**DIRECTIONS FOR THIS TASK:** Retype the material in full, keeping every word the same.
[begin DATA IN THIS EXERCISE]
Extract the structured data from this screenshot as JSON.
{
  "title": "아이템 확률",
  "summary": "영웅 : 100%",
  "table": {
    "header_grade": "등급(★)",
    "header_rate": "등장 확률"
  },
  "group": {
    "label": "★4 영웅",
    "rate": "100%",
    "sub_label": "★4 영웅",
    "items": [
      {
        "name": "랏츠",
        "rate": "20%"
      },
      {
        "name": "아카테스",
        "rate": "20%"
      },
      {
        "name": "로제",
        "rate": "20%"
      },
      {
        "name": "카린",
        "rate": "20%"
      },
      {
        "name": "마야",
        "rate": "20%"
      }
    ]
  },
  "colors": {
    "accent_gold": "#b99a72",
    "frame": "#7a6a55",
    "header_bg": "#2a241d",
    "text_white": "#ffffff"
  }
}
[end DATA IN THIS EXERCISE]
**FULL OUTPUT:**
Extract the structured data from this screenshot as JSON.
{
  "title": "아이템 확률",
  "summary": "영웅 : 100%",
  "table": {
    "header_grade": "등급(★)",
    "header_rate": "등장 확률"
  },
  "group": {
    "label": "★4 영웅",
    "rate": "100%",
    "sub_label": "★4 영웅",
    "items": [
      {
        "name": "랏츠",
        "rate": "20%"
      },
      {
        "name": "아카테스",
        "rate": "20%"
      },
      {
        "name": "로제",
        "rate": "20%"
      },
      {
        "name": "카린",
        "rate": "20%"
      },
      {
        "name": "마야",
        "rate": "20%"
      }
    ]
  },
  "colors": {
    "accent_gold": "#b99a72",
    "frame": "#7a6a55",
    "header_bg": "#2a241d",
    "text_white": "#ffffff"
  }
}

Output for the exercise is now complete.